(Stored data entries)
____

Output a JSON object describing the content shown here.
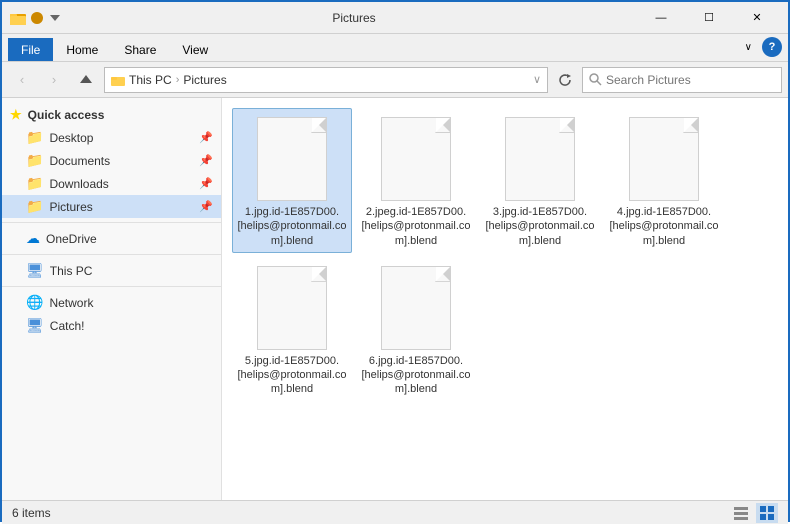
{
  "titleBar": {
    "title": "Pictures",
    "minimizeLabel": "—",
    "maximizeLabel": "☐",
    "closeLabel": "✕"
  },
  "ribbon": {
    "tabs": [
      "File",
      "Home",
      "Share",
      "View"
    ],
    "activeTab": "File",
    "chevronLabel": "∨",
    "helpLabel": "?"
  },
  "nav": {
    "backLabel": "‹",
    "forwardLabel": "›",
    "upLabel": "↑",
    "refreshLabel": "↻",
    "addressDropLabel": "∨",
    "path": [
      "This PC",
      "Pictures"
    ],
    "searchPlaceholder": "Search Pictures"
  },
  "sidebar": {
    "quickAccessLabel": "Quick access",
    "items": [
      {
        "id": "desktop",
        "label": "Desktop",
        "pinned": true,
        "icon": "📁"
      },
      {
        "id": "documents",
        "label": "Documents",
        "pinned": true,
        "icon": "📁"
      },
      {
        "id": "downloads",
        "label": "Downloads",
        "pinned": true,
        "icon": "📁"
      },
      {
        "id": "pictures",
        "label": "Pictures",
        "pinned": true,
        "icon": "📁",
        "active": true
      }
    ],
    "oneDriveLabel": "OneDrive",
    "thisPCLabel": "This PC",
    "networkLabel": "Network",
    "catchLabel": "Catch!"
  },
  "files": [
    {
      "id": "f1",
      "name": "1.jpg.id-1E857D00.[helips@protonmail.com].blend",
      "selected": true
    },
    {
      "id": "f2",
      "name": "2.jpeg.id-1E857D00.[helips@protonmail.com].blend",
      "selected": false
    },
    {
      "id": "f3",
      "name": "3.jpg.id-1E857D00.[helips@protonmail.com].blend",
      "selected": false
    },
    {
      "id": "f4",
      "name": "4.jpg.id-1E857D00.[helips@protonmail.com].blend",
      "selected": false
    },
    {
      "id": "f5",
      "name": "5.jpg.id-1E857D00.[helips@protonmail.com].blend",
      "selected": false
    },
    {
      "id": "f6",
      "name": "6.jpg.id-1E857D00.[helips@protonmail.com].blend",
      "selected": false
    }
  ],
  "statusBar": {
    "itemCount": "6 items"
  }
}
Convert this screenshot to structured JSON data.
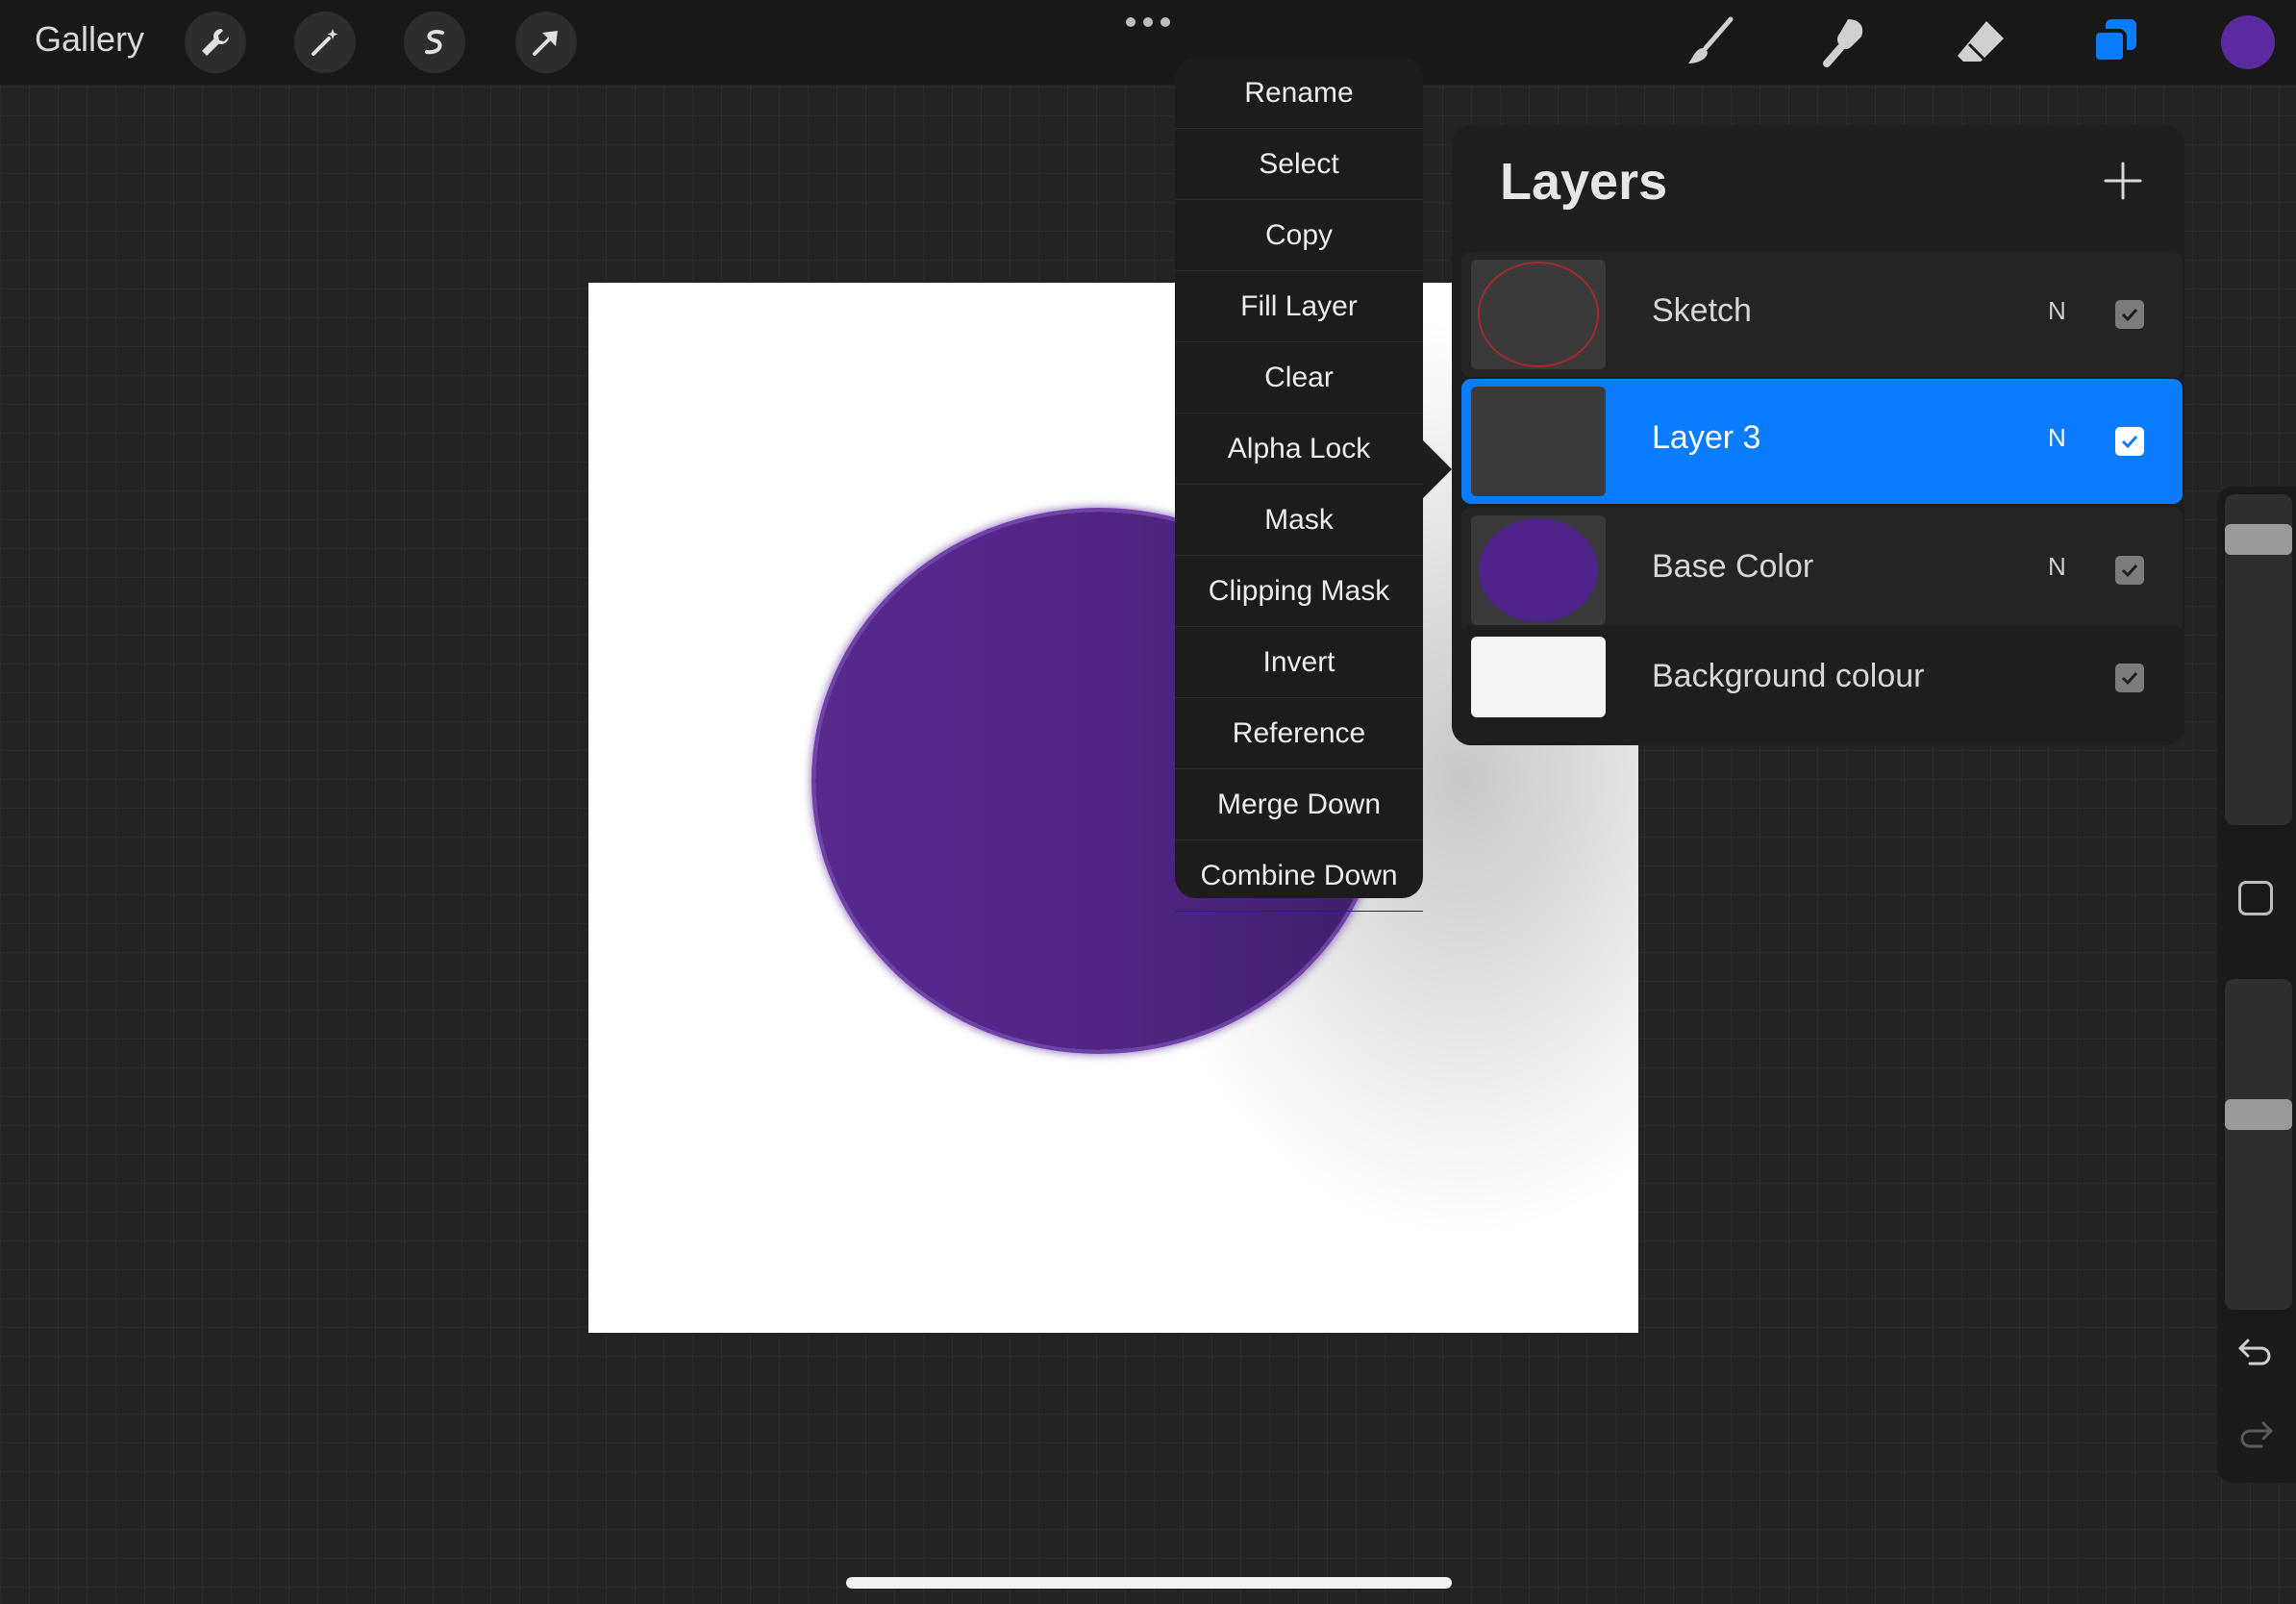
{
  "topbar": {
    "gallery_label": "Gallery",
    "tools_left": [
      "wrench-icon",
      "magic-wand-icon",
      "selection-icon",
      "transform-arrow-icon"
    ],
    "tools_right": [
      "brush-icon",
      "smudge-icon",
      "eraser-icon",
      "layers-icon"
    ],
    "active_color": "#5a2a9e",
    "accent_color": "#0a7cff"
  },
  "context_menu": {
    "items": [
      "Rename",
      "Select",
      "Copy",
      "Fill Layer",
      "Clear",
      "Alpha Lock",
      "Mask",
      "Clipping Mask",
      "Invert",
      "Reference",
      "Merge Down",
      "Combine Down"
    ]
  },
  "layers_panel": {
    "title": "Layers",
    "layers": [
      {
        "name": "Sketch",
        "blend": "N",
        "visible": true,
        "selected": false
      },
      {
        "name": "Layer 3",
        "blend": "N",
        "visible": true,
        "selected": true
      },
      {
        "name": "Base Color",
        "blend": "N",
        "visible": true,
        "selected": false
      },
      {
        "name": "Background colour",
        "blend": "",
        "visible": true,
        "selected": false
      }
    ]
  },
  "sidebar": {
    "brush_size_level": 0.9,
    "opacity_level": 0.6
  }
}
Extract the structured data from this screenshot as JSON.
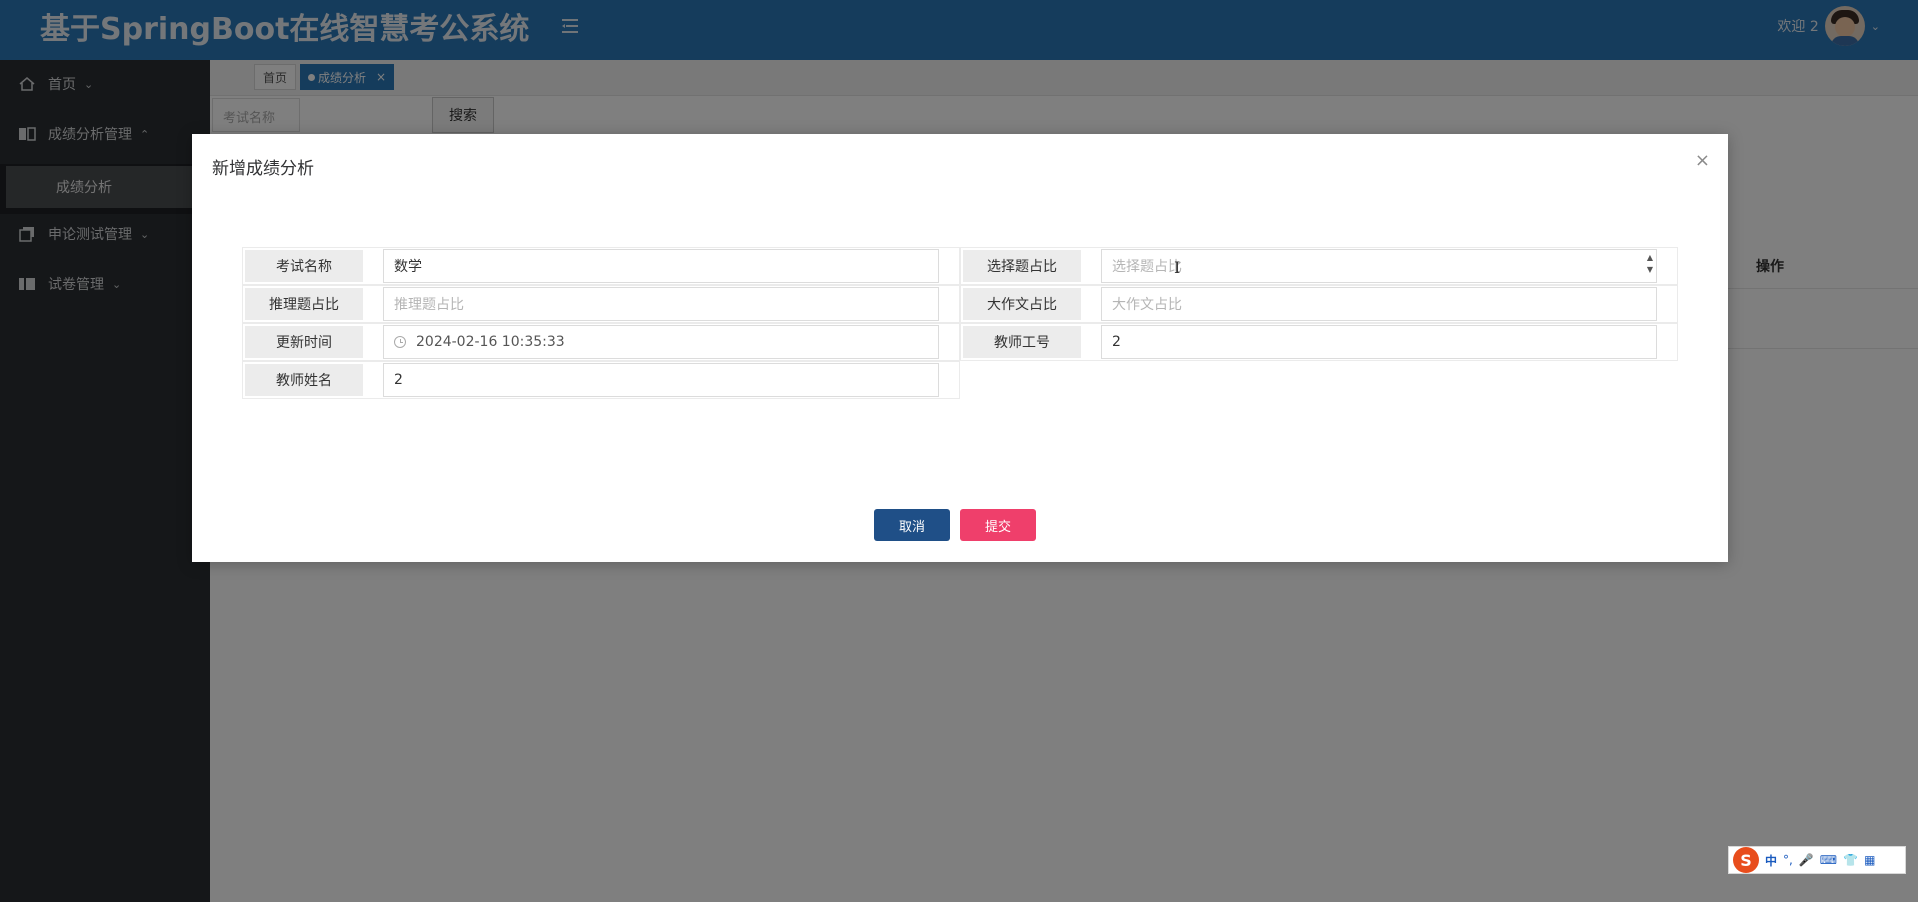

____

**Exercise task:** Leave out the pictures and output every record above precisely as given.

**Result of this exercise:**
Output a JSON object describing the content shown here.
{
  "titleBar": {
    "title": "Pictures",
    "minimizeLabel": "—",
    "maximizeLabel": "☐",
    "closeLabel": "✕"
  },
  "ribbon": {
    "tabs": [
      "File",
      "Home",
      "Share",
      "View"
    ],
    "activeTab": "File",
    "chevronLabel": "∨",
    "helpLabel": "?"
  },
  "nav": {
    "backLabel": "‹",
    "forwardLabel": "›",
    "upLabel": "↑",
    "refreshLabel": "↻",
    "addressDropLabel": "∨",
    "path": [
      "This PC",
      "Pictures"
    ],
    "searchPlaceholder": "Search Pictures"
  },
  "sidebar": {
    "quickAccessLabel": "Quick access",
    "items": [
      {
        "id": "desktop",
        "label": "Desktop",
        "pinned": true,
        "icon": "📁"
      },
      {
        "id": "documents",
        "label": "Documents",
        "pinned": true,
        "icon": "📁"
      },
      {
        "id": "downloads",
        "label": "Downloads",
        "pinned": true,
        "icon": "📁"
      },
      {
        "id": "pictures",
        "label": "Pictures",
        "pinned": true,
        "icon": "📁",
        "active": true
      }
    ],
    "oneDriveLabel": "OneDrive",
    "thisPCLabel": "This PC",
    "networkLabel": "Network",
    "catchLabel": "Catch!"
  },
  "files": [
    {
      "id": "f1",
      "name": "1.jpg.id-1E857D00.[helips@protonmail.com].blend",
      "selected": true
    },
    {
      "id": "f2",
      "name": "2.jpeg.id-1E857D00.[helips@protonmail.com].blend",
      "selected": false
    },
    {
      "id": "f3",
      "name": "3.jpg.id-1E857D00.[helips@protonmail.com].blend",
      "selected": false
    },
    {
      "id": "f4",
      "name": "4.jpg.id-1E857D00.[helips@protonmail.com].blend",
      "selected": false
    },
    {
      "id": "f5",
      "name": "5.jpg.id-1E857D00.[helips@protonmail.com].blend",
      "selected": false
    },
    {
      "id": "f6",
      "name": "6.jpg.id-1E857D00.[helips@protonmail.com].blend",
      "selected": false
    }
  ],
  "statusBar": {
    "itemCount": "6 items"
  }
}
Convert this screenshot to structured JSON data.
{
  "topbar": {
    "gallery_label": "Gallery",
    "tools_left": [
      "wrench-icon",
      "magic-wand-icon",
      "selection-icon",
      "transform-arrow-icon"
    ],
    "tools_right": [
      "brush-icon",
      "smudge-icon",
      "eraser-icon",
      "layers-icon"
    ],
    "active_color": "#5a2a9e",
    "accent_color": "#0a7cff"
  },
  "context_menu": {
    "items": [
      "Rename",
      "Select",
      "Copy",
      "Fill Layer",
      "Clear",
      "Alpha Lock",
      "Mask",
      "Clipping Mask",
      "Invert",
      "Reference",
      "Merge Down",
      "Combine Down"
    ]
  },
  "layers_panel": {
    "title": "Layers",
    "layers": [
      {
        "name": "Sketch",
        "blend": "N",
        "visible": true,
        "selected": false
      },
      {
        "name": "Layer 3",
        "blend": "N",
        "visible": true,
        "selected": true
      },
      {
        "name": "Base Color",
        "blend": "N",
        "visible": true,
        "selected": false
      },
      {
        "name": "Background colour",
        "blend": "",
        "visible": true,
        "selected": false
      }
    ]
  },
  "sidebar": {
    "brush_size_level": 0.9,
    "opacity_level": 0.6
  }
}
Extract the structured data from this screenshot as JSON.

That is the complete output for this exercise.